TASK TO COMPLETE — Can you transcribe every line exactly and leave the pictures behind?

(Dataset records)
★ ★ ★ ★
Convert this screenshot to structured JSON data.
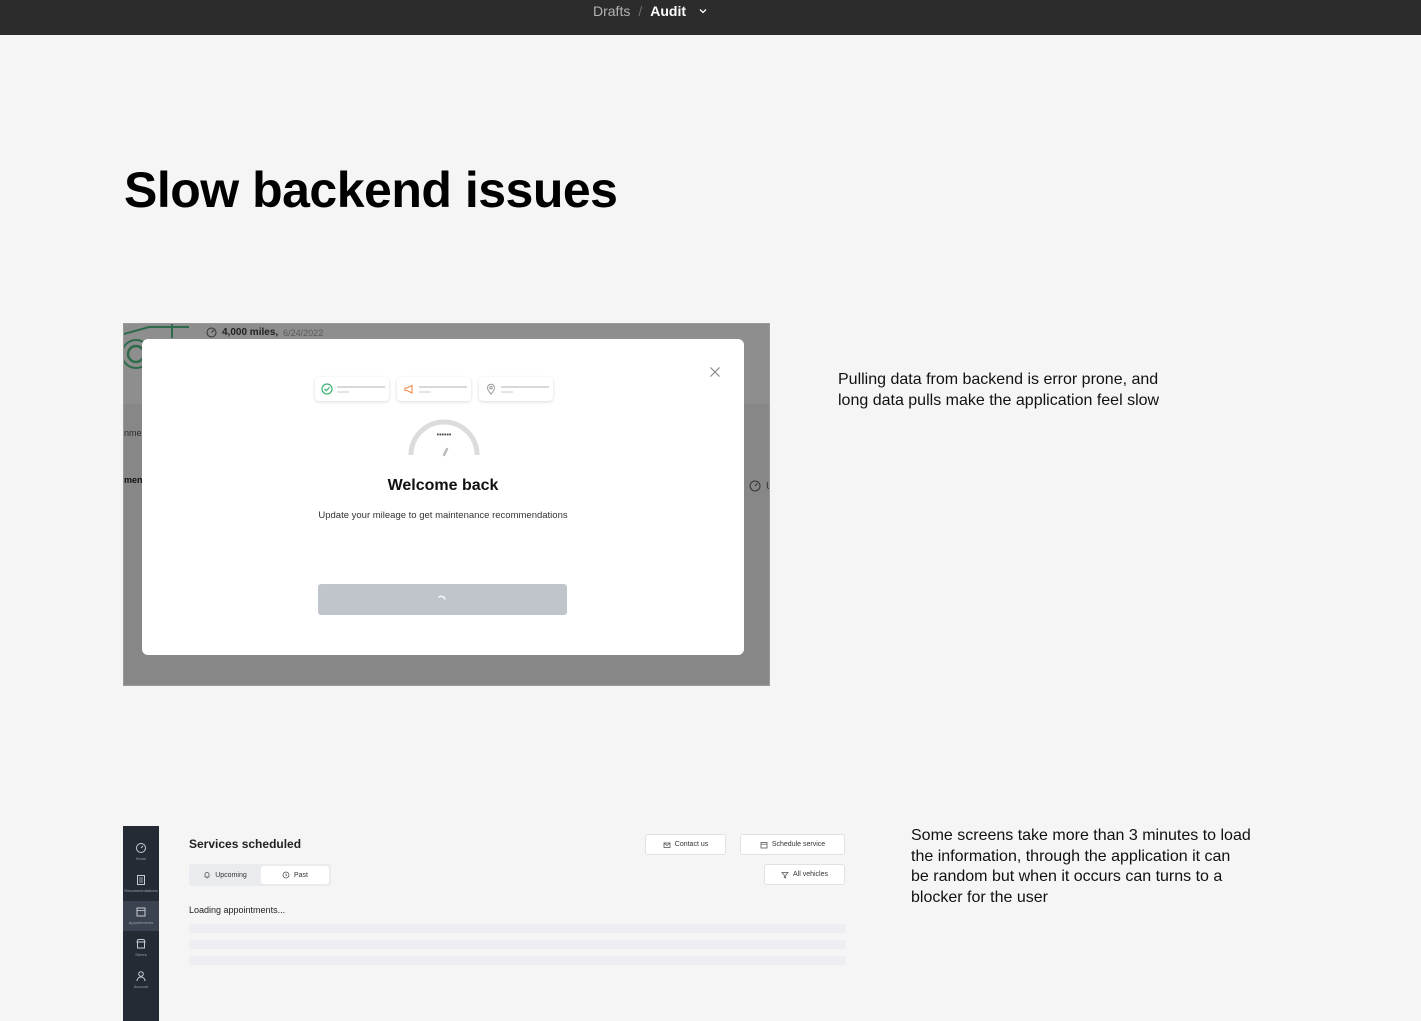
{
  "topbar": {
    "crumbs": [
      "Drafts",
      "Audit"
    ],
    "separator": "/",
    "icons": {
      "dropdown": "chevron-down-icon"
    }
  },
  "page": {
    "title": "Slow backend issues"
  },
  "notes": [
    "Pulling data from backend is error prone, and long data pulls make the application feel slow",
    "Some screens take more than 3 minutes to load the information, through the application it can be random but when it occurs can turns to a blocker for the user"
  ],
  "screenshot1": {
    "background": {
      "miles": "4,000 miles,",
      "date": "6/24/2022",
      "fragment_left_1": "nmer",
      "fragment_left_2": "men",
      "fragment_right": "U"
    },
    "modal": {
      "title": "Welcome back",
      "subtitle": "Update your mileage to get maintenance recommendations",
      "gauge_label": "••••••",
      "icons": {
        "close": "close-icon",
        "steps": [
          "check-circle-icon",
          "megaphone-icon",
          "location-pin-icon"
        ],
        "button": "spinner-icon"
      },
      "colors": {
        "check": "#3bb273",
        "megaphone": "#f08a4b",
        "button": "#c0c4cb"
      }
    }
  },
  "screenshot2": {
    "title": "Services scheduled",
    "tabs": [
      "Upcoming",
      "Past"
    ],
    "buttons": {
      "contact": "Contact us",
      "schedule": "Schedule service",
      "vehicles": "All vehicles"
    },
    "loading_text": "Loading appointments...",
    "sidebar": [
      {
        "label": "Home",
        "icon": "gauge-icon"
      },
      {
        "label": "Recommendations",
        "icon": "list-icon"
      },
      {
        "label": "Appointments",
        "icon": "calendar-icon",
        "active": true
      },
      {
        "label": "Stores",
        "icon": "store-icon"
      },
      {
        "label": "Account",
        "icon": "user-icon"
      }
    ],
    "colors": {
      "sidebar": "#252b35"
    }
  }
}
★ ★ ★ ★
SOLVED EXERCISE —
Convert this screenshot to structured JSON data.
{
  "topbar": {
    "crumbs": [
      "Drafts",
      "Audit"
    ],
    "separator": "/",
    "icons": {
      "dropdown": "chevron-down-icon"
    }
  },
  "page": {
    "title": "Slow backend issues"
  },
  "notes": [
    "Pulling data from backend is error prone, and long data pulls make the application feel slow",
    "Some screens take more than 3 minutes to load the information, through the application it can be random but when it occurs can turns to a blocker for the user"
  ],
  "screenshot1": {
    "background": {
      "miles": "4,000 miles,",
      "date": "6/24/2022",
      "fragment_left_1": "nmer",
      "fragment_left_2": "men",
      "fragment_right": "U"
    },
    "modal": {
      "title": "Welcome back",
      "subtitle": "Update your mileage to get maintenance recommendations",
      "gauge_label": "••••••",
      "icons": {
        "close": "close-icon",
        "steps": [
          "check-circle-icon",
          "megaphone-icon",
          "location-pin-icon"
        ],
        "button": "spinner-icon"
      },
      "colors": {
        "check": "#3bb273",
        "megaphone": "#f08a4b",
        "button": "#c0c4cb"
      }
    }
  },
  "screenshot2": {
    "title": "Services scheduled",
    "tabs": [
      "Upcoming",
      "Past"
    ],
    "buttons": {
      "contact": "Contact us",
      "schedule": "Schedule service",
      "vehicles": "All vehicles"
    },
    "loading_text": "Loading appointments...",
    "sidebar": [
      {
        "label": "Home",
        "icon": "gauge-icon"
      },
      {
        "label": "Recommendations",
        "icon": "list-icon"
      },
      {
        "label": "Appointments",
        "icon": "calendar-icon",
        "active": true
      },
      {
        "label": "Stores",
        "icon": "store-icon"
      },
      {
        "label": "Account",
        "icon": "user-icon"
      }
    ],
    "colors": {
      "sidebar": "#252b35"
    }
  }
}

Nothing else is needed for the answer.